┌──
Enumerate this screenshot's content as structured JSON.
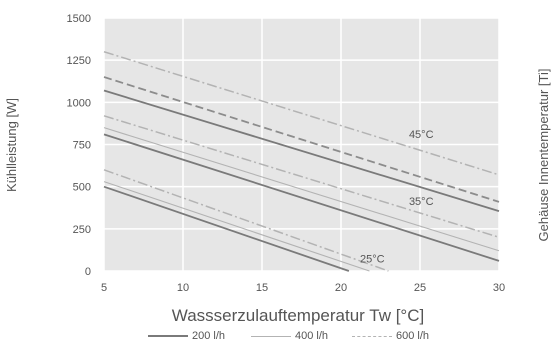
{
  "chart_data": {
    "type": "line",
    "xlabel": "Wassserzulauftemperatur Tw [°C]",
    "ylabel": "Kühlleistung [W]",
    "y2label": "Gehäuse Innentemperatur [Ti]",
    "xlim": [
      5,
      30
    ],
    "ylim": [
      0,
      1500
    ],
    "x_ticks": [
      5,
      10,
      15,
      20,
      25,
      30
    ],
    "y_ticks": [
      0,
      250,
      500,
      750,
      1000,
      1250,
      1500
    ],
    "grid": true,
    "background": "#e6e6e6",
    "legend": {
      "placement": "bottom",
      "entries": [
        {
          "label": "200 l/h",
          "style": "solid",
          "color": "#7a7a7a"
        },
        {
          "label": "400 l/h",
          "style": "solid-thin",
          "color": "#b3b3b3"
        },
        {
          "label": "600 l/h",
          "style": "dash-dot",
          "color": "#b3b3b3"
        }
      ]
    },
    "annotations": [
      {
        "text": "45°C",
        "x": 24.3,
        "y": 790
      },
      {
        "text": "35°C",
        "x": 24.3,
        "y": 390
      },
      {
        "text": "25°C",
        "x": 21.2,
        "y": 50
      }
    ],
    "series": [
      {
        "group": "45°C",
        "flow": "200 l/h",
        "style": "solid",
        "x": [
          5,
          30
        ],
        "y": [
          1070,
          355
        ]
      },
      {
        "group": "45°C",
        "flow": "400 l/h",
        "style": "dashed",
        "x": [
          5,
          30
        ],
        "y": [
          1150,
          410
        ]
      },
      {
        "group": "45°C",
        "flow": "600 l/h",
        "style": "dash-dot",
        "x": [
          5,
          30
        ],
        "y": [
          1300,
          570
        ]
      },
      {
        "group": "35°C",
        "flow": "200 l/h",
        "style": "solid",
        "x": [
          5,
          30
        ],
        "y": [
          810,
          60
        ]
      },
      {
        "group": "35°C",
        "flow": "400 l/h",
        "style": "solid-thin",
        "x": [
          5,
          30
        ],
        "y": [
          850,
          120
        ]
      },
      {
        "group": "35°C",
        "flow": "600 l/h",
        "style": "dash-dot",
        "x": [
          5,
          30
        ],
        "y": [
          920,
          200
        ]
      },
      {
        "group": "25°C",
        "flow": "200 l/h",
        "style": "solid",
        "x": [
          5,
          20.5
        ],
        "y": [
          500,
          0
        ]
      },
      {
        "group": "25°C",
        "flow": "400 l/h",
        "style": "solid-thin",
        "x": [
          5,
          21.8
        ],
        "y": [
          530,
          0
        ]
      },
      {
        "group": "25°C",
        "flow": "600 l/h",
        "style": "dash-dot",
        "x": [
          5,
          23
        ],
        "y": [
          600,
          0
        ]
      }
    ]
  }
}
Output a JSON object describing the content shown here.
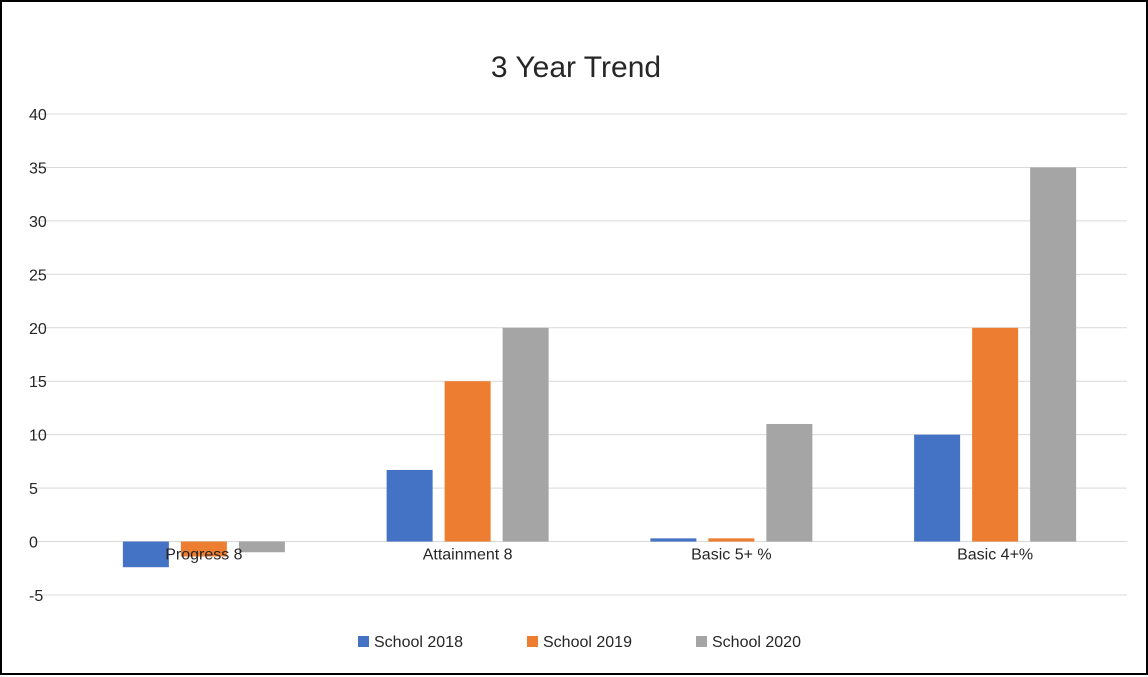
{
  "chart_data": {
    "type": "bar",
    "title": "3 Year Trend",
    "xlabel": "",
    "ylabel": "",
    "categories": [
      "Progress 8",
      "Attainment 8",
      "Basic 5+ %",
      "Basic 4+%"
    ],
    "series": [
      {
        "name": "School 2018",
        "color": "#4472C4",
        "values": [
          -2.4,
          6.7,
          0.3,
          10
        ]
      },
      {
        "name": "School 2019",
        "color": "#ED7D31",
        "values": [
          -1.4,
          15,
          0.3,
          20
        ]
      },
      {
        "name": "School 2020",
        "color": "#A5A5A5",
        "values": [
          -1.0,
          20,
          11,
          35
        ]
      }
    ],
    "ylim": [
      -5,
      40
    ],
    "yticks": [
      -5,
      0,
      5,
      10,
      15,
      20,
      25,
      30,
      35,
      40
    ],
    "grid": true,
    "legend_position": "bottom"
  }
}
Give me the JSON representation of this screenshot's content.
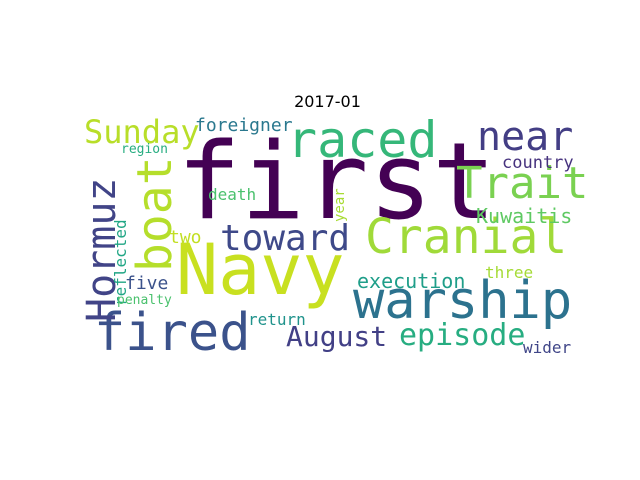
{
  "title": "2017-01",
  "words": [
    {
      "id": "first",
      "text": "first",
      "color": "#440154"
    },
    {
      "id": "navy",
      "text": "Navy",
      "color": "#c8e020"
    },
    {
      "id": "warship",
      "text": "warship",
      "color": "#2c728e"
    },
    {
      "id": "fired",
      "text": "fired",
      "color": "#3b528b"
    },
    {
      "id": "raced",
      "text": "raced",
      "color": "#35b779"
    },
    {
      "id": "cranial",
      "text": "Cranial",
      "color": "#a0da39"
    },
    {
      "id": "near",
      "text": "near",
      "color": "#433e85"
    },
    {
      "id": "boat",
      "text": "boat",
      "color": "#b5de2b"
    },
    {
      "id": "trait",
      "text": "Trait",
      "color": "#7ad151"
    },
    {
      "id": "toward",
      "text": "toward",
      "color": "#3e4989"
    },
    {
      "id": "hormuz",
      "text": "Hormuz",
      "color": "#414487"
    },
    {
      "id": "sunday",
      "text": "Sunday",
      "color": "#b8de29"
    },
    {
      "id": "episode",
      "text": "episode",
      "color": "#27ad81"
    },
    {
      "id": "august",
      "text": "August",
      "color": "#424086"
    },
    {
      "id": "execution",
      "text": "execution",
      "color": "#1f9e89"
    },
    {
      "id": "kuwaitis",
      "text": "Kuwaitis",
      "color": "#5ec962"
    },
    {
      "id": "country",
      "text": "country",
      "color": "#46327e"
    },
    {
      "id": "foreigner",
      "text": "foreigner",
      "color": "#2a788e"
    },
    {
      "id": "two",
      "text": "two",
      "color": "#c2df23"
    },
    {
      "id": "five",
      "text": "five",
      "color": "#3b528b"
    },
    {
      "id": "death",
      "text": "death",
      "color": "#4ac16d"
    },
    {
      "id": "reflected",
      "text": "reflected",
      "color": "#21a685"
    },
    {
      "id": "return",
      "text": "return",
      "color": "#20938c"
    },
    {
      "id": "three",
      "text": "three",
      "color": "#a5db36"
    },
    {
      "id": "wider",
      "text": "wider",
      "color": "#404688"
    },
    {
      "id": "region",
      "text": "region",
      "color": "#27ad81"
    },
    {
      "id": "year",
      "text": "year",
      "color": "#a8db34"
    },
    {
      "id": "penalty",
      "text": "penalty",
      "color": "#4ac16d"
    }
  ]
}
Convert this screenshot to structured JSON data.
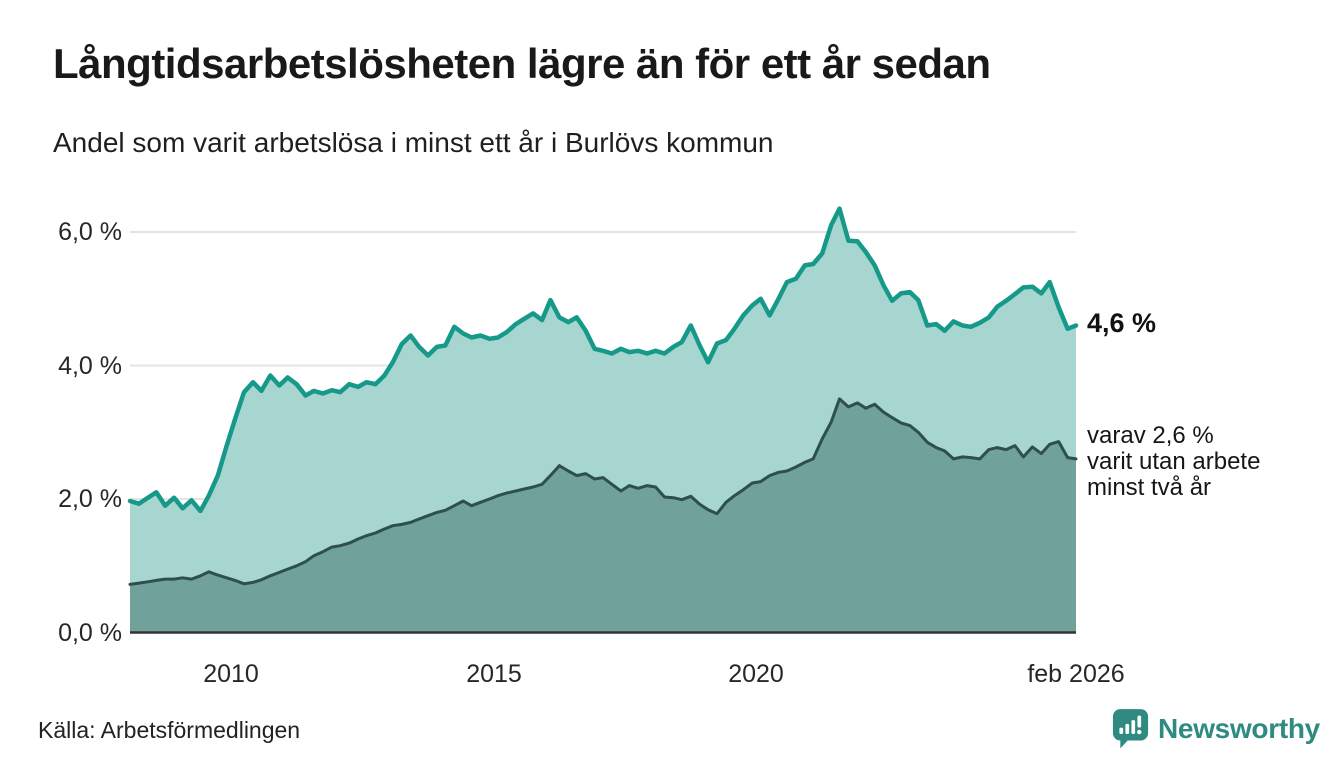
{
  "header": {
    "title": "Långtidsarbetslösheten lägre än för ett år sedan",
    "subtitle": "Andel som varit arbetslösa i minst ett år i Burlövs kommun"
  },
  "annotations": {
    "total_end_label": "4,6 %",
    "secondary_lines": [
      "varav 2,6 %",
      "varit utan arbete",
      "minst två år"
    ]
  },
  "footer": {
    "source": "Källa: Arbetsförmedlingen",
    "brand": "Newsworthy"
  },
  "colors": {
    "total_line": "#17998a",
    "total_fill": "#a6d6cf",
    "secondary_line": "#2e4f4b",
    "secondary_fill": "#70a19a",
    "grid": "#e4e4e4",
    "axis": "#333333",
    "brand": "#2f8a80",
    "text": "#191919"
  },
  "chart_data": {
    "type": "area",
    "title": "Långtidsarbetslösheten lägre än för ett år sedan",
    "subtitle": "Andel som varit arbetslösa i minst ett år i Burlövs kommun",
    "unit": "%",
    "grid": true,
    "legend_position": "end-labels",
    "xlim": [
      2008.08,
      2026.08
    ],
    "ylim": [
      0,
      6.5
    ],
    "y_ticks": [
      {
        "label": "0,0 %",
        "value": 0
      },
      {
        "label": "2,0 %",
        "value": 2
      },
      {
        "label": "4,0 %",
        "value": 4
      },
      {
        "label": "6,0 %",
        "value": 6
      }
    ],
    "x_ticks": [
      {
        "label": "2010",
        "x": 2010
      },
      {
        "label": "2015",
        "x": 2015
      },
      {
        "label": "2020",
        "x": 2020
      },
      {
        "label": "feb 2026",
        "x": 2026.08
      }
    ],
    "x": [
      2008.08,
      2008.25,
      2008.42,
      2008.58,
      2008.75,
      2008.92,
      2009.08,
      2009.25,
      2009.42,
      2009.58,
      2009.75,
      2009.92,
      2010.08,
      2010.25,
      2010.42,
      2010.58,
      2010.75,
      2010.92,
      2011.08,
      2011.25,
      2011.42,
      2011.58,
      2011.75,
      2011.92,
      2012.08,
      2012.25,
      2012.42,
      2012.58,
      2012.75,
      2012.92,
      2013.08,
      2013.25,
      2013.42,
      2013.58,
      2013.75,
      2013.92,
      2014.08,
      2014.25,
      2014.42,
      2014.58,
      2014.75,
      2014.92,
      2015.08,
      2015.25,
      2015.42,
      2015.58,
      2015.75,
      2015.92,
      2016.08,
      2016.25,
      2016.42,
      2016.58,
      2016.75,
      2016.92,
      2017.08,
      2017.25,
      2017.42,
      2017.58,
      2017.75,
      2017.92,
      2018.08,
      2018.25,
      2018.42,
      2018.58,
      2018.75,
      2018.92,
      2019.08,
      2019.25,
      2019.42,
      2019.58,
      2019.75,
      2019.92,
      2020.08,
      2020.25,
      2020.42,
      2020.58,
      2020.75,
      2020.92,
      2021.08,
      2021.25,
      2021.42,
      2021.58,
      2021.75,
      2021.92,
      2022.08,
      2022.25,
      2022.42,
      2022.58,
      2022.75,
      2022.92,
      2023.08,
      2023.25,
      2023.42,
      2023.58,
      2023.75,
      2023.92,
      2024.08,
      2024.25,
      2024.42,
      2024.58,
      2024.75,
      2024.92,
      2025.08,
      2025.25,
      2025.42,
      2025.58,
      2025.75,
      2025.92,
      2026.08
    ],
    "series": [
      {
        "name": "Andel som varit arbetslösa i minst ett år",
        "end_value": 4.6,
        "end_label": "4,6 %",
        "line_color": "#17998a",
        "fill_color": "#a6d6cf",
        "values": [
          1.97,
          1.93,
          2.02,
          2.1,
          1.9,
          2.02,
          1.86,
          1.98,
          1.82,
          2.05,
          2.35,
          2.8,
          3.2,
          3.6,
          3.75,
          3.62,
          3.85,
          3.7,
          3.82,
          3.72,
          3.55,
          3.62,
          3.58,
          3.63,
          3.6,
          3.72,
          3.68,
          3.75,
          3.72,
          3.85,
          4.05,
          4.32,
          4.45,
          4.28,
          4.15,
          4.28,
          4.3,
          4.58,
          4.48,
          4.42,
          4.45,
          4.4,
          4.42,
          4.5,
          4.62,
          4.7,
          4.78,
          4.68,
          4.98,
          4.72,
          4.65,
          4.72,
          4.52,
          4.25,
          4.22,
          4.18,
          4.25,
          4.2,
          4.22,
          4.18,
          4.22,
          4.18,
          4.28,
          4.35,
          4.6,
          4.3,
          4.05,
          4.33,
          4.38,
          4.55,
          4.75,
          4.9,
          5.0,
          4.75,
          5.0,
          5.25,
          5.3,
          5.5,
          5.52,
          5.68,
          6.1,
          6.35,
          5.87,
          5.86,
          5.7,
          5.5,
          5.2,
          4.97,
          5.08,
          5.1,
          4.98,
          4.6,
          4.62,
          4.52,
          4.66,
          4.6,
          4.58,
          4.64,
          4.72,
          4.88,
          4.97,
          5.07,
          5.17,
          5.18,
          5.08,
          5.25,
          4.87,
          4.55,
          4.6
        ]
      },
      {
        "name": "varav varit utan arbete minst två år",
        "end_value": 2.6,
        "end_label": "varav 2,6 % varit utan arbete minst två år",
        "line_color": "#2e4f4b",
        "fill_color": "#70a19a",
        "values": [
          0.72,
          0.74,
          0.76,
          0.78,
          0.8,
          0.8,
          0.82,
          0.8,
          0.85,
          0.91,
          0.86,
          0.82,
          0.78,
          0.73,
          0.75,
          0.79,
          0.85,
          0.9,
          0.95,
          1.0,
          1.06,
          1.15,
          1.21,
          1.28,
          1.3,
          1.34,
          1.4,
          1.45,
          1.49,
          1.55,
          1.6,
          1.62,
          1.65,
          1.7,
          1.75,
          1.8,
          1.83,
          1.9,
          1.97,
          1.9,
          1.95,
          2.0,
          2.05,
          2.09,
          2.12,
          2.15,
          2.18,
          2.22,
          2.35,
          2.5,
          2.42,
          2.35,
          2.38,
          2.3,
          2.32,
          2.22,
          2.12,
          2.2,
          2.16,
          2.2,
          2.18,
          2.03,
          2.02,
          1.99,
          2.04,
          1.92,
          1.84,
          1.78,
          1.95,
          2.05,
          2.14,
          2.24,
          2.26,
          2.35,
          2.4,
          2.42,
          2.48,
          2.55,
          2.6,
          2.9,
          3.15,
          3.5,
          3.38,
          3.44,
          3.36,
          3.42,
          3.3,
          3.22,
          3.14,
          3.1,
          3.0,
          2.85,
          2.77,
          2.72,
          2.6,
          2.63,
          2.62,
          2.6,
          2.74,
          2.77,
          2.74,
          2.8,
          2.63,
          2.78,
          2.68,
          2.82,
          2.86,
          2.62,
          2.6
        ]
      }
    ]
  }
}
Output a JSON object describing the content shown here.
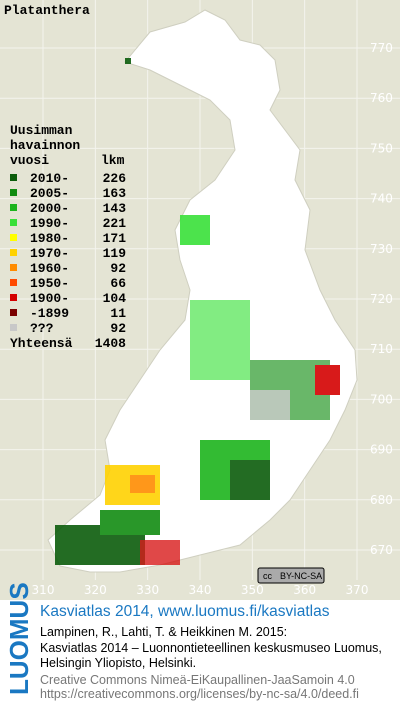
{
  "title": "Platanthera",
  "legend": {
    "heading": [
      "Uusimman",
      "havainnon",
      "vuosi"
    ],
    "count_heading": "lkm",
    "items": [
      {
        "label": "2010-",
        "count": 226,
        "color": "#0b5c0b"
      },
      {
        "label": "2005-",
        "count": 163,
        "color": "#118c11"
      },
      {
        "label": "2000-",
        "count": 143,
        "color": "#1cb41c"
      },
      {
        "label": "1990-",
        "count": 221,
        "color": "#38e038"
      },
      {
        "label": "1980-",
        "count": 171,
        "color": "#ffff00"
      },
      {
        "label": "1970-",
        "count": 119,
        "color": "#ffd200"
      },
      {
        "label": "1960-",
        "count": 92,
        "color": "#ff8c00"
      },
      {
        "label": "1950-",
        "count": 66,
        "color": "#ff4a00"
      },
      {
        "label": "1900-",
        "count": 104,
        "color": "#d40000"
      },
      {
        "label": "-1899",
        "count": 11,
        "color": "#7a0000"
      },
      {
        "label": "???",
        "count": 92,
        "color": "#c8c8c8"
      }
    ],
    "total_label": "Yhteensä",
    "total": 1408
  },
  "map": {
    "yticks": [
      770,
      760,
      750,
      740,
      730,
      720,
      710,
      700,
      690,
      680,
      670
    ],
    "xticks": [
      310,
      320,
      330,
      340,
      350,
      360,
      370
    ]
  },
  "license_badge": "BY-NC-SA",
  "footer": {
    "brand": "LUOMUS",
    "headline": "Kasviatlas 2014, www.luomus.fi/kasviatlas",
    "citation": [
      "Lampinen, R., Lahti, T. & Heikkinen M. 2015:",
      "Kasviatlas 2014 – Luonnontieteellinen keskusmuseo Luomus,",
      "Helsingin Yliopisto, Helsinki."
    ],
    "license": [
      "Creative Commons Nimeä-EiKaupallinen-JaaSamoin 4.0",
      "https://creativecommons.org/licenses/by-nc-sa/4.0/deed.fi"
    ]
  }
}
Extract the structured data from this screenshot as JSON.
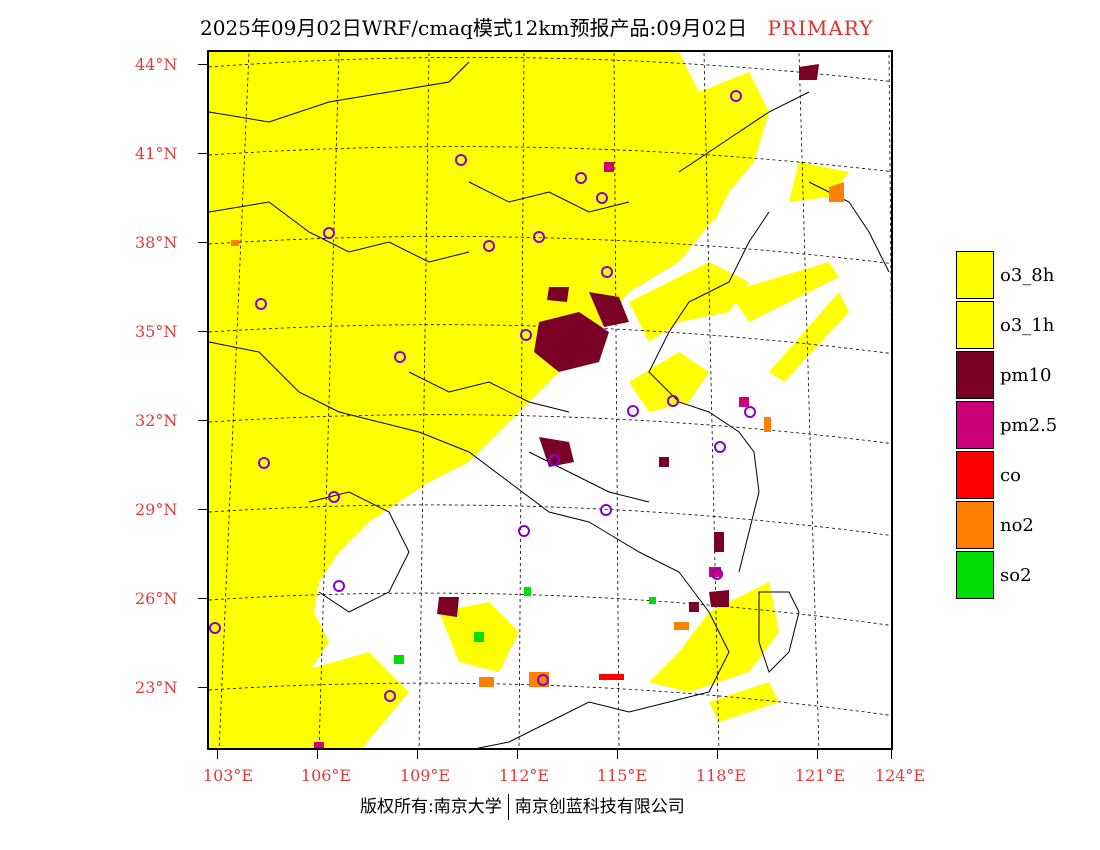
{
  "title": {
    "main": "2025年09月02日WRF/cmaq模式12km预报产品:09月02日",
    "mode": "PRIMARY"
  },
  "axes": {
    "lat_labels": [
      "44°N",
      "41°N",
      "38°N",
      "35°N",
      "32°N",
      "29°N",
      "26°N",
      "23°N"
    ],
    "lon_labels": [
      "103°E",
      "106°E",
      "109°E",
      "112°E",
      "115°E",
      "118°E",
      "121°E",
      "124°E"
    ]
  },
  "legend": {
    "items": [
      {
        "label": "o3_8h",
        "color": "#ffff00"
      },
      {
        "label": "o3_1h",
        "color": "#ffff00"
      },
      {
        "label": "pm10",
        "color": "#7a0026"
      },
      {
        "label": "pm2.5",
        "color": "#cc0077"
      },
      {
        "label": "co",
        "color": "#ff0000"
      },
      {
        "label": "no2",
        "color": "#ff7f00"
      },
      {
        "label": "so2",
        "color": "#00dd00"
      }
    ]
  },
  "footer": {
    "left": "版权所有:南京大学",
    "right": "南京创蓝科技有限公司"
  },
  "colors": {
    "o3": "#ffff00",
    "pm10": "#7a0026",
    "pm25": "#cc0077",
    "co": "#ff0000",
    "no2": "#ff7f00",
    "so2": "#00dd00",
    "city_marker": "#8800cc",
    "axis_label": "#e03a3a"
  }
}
└──
*THE EXERCISE:* Check each line of the records for the word "bottom" and extract those that contain it.

*EXERCISE OUTPUT:*
      "placement": "bottom",
    "legend_position": "bottom"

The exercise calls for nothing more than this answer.